DATA LISTING
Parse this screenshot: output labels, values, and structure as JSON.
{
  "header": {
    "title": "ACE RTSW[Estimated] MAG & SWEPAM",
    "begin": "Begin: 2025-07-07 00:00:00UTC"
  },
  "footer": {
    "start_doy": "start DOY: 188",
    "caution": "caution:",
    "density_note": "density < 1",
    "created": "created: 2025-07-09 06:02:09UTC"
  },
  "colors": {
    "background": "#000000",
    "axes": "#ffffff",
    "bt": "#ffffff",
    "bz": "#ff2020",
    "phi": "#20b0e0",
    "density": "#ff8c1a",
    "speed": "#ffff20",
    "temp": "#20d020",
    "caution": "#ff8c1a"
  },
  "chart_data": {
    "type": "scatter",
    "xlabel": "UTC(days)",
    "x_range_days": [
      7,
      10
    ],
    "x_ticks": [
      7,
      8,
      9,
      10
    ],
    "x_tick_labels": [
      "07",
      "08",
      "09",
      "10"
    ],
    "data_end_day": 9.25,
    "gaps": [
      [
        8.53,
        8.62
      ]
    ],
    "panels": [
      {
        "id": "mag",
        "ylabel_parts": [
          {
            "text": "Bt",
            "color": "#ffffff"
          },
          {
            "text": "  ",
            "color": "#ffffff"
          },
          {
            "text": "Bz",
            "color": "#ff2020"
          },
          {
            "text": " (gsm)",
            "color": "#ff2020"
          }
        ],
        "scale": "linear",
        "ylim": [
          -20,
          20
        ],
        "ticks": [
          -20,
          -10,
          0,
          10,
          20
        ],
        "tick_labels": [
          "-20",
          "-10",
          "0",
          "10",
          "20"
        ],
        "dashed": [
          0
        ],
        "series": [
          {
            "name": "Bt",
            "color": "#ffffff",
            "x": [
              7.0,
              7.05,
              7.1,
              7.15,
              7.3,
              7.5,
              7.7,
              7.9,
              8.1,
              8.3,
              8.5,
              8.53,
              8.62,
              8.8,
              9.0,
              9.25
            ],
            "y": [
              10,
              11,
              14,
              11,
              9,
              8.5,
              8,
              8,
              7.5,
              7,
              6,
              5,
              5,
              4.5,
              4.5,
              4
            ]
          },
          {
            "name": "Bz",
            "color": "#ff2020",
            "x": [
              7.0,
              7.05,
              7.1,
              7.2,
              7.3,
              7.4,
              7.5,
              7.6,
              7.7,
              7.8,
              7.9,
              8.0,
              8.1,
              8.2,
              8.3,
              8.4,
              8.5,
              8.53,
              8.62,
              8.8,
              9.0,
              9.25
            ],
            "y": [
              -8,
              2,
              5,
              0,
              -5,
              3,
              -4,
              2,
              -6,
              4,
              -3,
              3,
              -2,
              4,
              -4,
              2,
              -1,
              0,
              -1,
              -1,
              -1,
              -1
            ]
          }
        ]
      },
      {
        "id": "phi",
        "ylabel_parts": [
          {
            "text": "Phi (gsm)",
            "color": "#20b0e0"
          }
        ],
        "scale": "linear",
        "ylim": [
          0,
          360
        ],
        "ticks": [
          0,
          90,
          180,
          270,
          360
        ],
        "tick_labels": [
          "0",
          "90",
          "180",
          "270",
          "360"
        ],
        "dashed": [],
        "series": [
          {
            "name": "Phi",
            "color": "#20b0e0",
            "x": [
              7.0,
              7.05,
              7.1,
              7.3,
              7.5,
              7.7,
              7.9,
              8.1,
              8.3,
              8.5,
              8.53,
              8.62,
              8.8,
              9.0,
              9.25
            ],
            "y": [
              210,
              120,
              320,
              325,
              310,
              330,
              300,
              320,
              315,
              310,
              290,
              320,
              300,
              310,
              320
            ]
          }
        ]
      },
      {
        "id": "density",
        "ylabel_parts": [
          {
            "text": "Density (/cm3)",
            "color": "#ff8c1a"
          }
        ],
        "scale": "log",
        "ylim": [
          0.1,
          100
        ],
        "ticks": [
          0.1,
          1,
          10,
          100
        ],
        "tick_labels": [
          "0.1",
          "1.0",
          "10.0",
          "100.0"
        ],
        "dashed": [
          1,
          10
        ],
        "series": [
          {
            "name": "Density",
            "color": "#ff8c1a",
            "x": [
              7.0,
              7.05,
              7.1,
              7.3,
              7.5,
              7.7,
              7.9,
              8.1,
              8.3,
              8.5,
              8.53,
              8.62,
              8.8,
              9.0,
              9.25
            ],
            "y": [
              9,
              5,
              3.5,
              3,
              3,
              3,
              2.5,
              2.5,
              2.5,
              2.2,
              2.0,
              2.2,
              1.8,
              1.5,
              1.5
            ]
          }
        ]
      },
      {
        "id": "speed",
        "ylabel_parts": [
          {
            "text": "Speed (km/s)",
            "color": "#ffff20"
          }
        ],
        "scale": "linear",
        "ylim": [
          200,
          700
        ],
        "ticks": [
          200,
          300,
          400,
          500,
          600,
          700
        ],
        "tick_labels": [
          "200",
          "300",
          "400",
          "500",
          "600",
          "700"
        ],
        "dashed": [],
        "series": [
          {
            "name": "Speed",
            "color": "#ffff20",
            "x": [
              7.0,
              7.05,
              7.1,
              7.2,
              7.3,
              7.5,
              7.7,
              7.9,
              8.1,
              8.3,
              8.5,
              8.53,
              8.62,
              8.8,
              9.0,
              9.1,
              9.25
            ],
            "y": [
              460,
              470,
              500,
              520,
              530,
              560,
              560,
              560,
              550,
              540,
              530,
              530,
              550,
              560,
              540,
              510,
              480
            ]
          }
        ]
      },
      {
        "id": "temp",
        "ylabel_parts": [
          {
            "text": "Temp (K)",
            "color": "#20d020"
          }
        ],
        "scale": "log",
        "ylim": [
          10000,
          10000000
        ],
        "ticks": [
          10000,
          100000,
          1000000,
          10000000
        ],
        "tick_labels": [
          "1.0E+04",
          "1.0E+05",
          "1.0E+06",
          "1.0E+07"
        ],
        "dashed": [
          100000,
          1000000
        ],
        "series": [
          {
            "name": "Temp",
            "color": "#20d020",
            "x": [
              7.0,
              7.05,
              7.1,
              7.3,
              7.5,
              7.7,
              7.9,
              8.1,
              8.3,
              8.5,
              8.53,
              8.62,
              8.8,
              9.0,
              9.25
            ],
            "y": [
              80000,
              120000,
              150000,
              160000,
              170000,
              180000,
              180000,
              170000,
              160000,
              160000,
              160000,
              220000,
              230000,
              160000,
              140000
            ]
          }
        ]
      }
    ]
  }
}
==
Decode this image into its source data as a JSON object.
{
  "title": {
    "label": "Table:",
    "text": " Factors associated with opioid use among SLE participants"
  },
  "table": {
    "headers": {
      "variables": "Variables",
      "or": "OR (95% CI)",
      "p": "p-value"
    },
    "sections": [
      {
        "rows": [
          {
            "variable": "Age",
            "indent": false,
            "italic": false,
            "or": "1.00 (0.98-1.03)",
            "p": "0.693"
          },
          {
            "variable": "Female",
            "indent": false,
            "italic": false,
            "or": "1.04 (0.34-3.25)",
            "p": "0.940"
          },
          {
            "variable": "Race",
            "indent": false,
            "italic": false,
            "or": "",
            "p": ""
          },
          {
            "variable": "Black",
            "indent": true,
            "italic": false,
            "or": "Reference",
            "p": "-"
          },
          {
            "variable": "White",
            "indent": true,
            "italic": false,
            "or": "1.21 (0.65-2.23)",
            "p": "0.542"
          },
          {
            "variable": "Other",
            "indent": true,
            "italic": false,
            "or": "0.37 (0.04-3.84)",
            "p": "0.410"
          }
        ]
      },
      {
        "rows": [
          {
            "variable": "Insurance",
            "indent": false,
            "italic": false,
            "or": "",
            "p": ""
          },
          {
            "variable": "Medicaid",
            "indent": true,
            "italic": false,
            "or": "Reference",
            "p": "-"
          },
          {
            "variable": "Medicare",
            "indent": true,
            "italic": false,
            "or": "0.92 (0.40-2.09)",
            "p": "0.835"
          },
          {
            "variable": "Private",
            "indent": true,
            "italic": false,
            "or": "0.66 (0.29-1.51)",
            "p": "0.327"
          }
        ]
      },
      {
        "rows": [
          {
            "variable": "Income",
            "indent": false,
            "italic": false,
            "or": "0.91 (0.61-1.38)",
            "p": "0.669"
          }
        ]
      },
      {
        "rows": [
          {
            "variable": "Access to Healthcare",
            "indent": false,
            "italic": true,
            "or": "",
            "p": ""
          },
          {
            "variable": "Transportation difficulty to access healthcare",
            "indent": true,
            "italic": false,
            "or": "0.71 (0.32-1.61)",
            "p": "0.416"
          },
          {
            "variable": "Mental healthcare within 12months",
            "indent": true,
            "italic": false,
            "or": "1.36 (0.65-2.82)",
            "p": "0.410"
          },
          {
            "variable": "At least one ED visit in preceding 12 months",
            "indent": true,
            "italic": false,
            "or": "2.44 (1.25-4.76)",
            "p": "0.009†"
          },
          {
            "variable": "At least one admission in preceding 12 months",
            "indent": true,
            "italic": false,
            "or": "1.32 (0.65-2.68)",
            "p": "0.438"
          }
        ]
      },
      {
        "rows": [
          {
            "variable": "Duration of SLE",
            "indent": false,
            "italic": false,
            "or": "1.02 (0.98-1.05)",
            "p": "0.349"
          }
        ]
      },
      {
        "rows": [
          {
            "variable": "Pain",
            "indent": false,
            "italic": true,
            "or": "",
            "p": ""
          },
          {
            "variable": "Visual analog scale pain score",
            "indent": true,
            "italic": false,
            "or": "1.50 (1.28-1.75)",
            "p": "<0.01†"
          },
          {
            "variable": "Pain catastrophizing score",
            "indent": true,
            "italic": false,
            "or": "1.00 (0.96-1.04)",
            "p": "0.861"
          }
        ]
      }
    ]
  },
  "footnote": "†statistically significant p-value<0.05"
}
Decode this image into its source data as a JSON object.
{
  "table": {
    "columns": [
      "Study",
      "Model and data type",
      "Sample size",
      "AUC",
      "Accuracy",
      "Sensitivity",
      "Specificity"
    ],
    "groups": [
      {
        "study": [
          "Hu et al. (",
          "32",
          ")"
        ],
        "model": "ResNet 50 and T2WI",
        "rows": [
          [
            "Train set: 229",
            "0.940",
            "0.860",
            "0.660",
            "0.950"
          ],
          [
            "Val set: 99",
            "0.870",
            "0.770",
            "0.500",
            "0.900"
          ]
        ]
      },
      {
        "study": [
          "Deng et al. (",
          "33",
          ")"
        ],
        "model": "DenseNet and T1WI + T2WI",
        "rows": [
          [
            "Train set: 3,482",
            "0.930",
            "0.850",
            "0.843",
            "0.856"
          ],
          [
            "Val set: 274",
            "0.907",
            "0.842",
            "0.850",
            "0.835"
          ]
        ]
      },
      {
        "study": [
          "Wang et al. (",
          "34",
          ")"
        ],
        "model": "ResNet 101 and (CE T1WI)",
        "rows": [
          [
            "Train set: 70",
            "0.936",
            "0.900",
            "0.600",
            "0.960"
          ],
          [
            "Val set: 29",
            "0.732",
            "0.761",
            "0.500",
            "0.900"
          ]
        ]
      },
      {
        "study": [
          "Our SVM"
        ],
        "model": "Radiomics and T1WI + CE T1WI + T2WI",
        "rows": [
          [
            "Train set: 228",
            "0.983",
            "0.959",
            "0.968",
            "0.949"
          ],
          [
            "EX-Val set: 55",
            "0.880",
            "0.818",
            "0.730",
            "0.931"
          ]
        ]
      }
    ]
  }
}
---
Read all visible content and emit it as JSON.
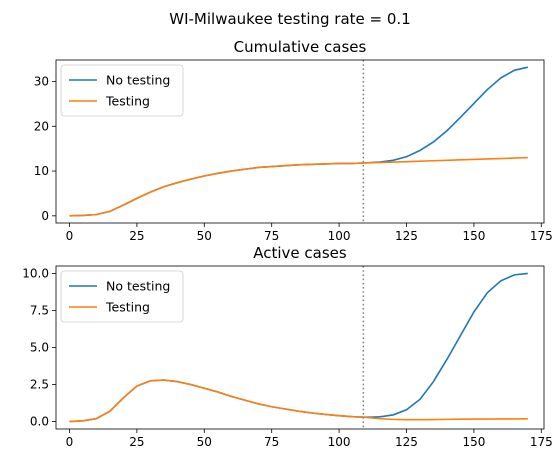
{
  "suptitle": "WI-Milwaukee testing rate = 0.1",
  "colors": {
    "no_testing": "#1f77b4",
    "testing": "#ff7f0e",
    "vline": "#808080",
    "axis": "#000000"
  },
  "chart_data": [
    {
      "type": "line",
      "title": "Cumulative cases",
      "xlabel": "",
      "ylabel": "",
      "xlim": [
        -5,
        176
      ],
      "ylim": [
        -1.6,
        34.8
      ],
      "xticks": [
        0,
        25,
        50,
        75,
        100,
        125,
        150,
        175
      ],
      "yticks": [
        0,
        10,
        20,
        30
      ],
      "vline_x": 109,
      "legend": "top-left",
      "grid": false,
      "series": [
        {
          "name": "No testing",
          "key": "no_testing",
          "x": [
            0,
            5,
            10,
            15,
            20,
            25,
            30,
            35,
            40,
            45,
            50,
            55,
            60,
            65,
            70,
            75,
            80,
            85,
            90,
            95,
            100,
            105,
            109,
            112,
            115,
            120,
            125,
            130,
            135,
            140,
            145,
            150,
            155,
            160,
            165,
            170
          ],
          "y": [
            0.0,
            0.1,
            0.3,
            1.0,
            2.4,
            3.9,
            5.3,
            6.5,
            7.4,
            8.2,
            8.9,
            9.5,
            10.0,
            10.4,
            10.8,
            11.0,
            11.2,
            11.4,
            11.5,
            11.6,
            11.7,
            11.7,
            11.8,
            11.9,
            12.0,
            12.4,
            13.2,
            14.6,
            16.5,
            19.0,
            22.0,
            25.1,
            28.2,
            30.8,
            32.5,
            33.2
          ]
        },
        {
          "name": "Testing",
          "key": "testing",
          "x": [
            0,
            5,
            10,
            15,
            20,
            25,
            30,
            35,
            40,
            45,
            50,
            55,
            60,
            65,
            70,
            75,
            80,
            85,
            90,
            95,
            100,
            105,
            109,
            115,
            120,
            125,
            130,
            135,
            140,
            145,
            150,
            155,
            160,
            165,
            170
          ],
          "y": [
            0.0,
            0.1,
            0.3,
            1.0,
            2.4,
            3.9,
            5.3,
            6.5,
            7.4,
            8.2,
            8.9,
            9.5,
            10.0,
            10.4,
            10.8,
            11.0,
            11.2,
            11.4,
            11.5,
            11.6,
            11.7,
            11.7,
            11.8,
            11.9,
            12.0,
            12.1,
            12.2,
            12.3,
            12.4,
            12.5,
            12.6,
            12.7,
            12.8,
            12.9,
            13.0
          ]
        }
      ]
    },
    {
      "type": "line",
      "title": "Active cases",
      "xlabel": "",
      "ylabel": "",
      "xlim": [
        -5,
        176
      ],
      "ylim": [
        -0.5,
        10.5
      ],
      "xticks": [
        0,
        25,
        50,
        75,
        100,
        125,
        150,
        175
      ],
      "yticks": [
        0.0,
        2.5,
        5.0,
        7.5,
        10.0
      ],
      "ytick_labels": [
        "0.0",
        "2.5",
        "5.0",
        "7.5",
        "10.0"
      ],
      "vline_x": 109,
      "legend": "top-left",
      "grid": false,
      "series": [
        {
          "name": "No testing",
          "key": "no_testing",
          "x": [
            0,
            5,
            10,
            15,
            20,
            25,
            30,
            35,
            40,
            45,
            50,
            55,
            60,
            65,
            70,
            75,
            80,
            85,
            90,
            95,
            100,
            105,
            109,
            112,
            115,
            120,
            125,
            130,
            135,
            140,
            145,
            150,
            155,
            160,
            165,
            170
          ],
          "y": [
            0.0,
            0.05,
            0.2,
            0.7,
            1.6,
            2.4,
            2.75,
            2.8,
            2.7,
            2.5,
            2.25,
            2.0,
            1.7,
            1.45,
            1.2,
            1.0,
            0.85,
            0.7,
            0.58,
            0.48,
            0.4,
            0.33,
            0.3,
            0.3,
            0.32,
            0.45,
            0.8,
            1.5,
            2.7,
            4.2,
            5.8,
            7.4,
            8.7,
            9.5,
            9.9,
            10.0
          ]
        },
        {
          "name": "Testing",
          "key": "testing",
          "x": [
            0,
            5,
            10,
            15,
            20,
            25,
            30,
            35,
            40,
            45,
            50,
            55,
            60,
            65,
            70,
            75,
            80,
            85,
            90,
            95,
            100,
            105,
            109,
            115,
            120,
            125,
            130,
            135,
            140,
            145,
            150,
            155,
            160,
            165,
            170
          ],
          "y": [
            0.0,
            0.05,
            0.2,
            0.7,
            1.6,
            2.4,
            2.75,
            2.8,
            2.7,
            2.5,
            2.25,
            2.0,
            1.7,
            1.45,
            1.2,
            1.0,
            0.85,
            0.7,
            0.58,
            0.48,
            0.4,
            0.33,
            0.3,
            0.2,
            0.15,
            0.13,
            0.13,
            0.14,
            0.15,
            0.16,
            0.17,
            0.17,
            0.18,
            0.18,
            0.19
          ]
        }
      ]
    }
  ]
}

SET TASK
Copy out every line with the word "JSON".

ANSWER TO THIS EXERCISE
Parse this screenshot: output labels, values, and structure as JSON.
Decode this image into its source data as a JSON object.
Decode this image into its source data as a JSON object.
Read all visible content and emit it as JSON.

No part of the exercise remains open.